Records provided:

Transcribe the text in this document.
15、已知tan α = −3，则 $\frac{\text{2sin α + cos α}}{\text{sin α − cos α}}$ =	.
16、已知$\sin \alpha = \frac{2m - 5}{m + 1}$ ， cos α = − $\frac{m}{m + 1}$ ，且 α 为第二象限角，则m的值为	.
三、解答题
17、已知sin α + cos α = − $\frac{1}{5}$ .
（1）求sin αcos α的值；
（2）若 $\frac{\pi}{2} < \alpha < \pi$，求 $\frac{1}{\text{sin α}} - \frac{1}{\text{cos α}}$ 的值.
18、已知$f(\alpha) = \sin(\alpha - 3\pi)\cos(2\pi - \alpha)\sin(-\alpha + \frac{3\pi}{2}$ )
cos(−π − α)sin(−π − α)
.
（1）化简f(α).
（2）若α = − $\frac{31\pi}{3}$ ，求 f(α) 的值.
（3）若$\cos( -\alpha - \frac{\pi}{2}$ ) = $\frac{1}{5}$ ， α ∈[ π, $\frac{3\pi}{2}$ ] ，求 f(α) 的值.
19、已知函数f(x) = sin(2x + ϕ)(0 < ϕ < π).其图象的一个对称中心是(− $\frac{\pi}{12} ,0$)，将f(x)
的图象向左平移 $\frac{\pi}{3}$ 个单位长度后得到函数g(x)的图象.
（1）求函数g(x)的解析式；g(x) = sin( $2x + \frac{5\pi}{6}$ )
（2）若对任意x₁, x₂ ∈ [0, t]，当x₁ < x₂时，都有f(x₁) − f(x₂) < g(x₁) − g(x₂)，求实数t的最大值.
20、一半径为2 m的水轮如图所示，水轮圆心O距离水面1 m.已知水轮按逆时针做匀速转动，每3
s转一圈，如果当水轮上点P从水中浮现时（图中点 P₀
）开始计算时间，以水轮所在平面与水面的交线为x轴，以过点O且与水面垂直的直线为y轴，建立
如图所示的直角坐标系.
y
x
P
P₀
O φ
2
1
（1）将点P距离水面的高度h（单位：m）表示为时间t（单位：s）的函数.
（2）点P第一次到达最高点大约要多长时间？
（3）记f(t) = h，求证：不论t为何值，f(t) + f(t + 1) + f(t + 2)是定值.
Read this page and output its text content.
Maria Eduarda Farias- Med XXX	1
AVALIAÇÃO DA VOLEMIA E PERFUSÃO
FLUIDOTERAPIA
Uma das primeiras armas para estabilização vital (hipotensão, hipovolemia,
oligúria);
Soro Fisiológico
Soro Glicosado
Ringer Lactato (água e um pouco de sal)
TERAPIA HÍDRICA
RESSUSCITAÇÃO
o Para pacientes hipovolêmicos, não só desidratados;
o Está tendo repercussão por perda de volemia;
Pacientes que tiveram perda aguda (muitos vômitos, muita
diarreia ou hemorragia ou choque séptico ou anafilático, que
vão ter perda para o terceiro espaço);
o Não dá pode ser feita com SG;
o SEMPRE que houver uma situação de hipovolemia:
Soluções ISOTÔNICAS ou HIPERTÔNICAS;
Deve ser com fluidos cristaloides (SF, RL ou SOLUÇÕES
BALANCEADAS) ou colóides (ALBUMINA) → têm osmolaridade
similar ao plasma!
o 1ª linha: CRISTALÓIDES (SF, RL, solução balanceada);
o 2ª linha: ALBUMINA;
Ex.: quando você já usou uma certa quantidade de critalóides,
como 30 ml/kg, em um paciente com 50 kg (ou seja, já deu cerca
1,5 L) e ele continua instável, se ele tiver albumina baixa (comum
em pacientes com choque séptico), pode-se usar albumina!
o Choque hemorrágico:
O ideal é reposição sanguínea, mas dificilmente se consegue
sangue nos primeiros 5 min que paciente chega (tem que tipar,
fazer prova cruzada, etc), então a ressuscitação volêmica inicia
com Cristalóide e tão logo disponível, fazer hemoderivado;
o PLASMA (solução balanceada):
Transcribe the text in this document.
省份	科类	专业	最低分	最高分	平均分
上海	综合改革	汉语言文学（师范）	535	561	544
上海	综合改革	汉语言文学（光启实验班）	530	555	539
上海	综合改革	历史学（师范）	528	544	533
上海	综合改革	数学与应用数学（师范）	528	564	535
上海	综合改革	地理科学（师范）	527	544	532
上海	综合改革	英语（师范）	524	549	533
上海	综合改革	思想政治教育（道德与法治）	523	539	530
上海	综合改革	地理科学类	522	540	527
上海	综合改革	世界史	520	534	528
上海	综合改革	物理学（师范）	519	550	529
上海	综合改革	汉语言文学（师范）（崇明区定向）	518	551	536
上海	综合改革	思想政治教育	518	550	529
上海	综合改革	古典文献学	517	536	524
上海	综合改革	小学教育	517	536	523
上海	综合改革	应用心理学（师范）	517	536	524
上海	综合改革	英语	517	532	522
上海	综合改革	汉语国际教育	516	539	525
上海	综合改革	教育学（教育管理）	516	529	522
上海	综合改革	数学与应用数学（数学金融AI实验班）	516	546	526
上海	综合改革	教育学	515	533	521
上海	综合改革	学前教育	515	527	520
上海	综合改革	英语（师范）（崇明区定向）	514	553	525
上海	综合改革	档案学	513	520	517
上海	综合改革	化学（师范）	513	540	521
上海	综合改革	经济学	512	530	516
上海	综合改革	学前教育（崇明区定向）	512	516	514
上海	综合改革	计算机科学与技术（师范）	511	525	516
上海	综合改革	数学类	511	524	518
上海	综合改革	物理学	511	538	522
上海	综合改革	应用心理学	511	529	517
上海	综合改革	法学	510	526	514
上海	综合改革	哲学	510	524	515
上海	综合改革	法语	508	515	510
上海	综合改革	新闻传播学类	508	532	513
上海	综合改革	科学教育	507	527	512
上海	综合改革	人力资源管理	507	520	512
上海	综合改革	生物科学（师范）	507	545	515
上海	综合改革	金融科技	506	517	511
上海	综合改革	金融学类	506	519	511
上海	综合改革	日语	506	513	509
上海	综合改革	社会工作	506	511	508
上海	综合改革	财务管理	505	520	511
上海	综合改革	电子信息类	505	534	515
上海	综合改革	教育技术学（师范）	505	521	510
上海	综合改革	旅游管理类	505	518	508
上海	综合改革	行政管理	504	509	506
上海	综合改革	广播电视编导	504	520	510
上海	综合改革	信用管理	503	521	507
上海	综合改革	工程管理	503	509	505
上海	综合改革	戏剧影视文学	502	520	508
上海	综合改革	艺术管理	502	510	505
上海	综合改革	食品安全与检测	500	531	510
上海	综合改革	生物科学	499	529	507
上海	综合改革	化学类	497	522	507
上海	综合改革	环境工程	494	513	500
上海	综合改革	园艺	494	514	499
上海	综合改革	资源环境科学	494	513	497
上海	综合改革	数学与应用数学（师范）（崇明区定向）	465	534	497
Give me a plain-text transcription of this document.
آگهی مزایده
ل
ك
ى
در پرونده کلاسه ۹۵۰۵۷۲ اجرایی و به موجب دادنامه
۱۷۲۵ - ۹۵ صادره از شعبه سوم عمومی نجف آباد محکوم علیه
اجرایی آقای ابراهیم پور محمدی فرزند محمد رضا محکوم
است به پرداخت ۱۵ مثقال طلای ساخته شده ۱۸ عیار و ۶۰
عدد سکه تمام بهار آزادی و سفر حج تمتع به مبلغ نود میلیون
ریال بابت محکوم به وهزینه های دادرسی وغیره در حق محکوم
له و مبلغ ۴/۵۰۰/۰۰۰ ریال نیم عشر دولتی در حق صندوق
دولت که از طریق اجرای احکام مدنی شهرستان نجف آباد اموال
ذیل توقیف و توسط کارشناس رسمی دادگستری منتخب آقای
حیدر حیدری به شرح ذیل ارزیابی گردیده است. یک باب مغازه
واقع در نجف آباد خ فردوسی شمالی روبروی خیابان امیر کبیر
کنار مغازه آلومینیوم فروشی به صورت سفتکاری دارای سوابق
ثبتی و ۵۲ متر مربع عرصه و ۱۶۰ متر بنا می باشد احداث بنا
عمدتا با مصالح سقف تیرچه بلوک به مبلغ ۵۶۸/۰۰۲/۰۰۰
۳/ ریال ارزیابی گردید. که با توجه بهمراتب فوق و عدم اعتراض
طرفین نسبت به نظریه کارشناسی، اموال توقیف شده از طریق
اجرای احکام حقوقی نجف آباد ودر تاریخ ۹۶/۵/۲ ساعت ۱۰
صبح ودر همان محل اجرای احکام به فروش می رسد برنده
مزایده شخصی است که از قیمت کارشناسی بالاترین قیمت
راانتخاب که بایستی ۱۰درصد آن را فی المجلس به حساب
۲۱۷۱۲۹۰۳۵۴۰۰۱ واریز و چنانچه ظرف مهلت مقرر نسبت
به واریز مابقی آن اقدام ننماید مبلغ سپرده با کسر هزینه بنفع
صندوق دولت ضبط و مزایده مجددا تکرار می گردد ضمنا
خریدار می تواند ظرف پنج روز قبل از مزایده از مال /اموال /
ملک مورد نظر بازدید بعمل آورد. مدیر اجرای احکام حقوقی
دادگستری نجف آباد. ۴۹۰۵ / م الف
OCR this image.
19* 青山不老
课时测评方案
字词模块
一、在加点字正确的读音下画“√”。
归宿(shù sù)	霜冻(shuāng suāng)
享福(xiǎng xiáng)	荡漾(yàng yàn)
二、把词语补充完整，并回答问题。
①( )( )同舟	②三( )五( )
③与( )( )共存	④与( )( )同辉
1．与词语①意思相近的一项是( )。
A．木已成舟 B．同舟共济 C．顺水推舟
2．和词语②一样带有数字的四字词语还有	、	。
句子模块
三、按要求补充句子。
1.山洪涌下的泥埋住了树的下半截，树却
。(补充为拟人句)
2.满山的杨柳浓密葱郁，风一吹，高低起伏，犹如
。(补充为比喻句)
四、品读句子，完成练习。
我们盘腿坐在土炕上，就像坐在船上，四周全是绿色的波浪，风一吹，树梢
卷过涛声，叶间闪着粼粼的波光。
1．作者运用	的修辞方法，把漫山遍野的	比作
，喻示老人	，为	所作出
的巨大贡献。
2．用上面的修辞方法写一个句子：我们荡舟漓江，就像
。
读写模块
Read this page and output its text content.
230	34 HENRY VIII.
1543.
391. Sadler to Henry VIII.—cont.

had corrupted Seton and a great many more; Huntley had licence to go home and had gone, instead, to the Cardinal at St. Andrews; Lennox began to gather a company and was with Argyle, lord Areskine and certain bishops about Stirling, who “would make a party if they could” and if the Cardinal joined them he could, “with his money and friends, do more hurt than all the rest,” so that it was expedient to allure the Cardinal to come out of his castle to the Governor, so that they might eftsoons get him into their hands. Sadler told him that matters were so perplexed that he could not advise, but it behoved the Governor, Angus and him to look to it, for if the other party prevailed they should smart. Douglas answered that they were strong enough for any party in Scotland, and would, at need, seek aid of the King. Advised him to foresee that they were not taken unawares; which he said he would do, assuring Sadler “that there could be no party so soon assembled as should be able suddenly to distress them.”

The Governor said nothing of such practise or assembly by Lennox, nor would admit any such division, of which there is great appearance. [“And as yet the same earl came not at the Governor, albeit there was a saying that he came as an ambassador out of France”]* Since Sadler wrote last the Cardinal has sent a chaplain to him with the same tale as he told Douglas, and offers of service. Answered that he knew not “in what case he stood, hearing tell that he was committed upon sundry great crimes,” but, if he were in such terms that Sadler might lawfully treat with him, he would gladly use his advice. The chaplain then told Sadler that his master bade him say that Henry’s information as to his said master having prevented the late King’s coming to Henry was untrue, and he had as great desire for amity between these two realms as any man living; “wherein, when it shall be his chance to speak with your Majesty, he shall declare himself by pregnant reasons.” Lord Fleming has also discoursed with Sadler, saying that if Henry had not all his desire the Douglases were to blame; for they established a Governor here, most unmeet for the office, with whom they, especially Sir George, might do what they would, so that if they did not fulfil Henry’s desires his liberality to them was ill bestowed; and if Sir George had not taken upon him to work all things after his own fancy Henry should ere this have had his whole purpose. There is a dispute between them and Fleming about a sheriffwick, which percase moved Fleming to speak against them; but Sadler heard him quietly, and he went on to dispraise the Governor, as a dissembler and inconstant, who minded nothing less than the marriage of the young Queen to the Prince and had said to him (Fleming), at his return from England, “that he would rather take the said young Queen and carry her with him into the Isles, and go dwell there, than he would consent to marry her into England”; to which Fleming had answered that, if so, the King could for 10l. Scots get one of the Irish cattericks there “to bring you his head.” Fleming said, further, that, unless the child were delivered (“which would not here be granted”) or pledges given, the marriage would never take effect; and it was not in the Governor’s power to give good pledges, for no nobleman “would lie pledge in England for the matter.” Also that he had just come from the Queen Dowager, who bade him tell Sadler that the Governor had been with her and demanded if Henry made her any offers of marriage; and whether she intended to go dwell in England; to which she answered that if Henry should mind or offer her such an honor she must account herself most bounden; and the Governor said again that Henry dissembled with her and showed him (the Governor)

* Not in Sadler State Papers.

Task instructions: In the entries above, find lines with "کارشناسی" and copy each.

Reply to the task:
طرفین نسبت به نظریه کارشناسی، اموال توقیف شده از طریق
مزایده شخصی است که از قیمت کارشناسی بالاترین قیمت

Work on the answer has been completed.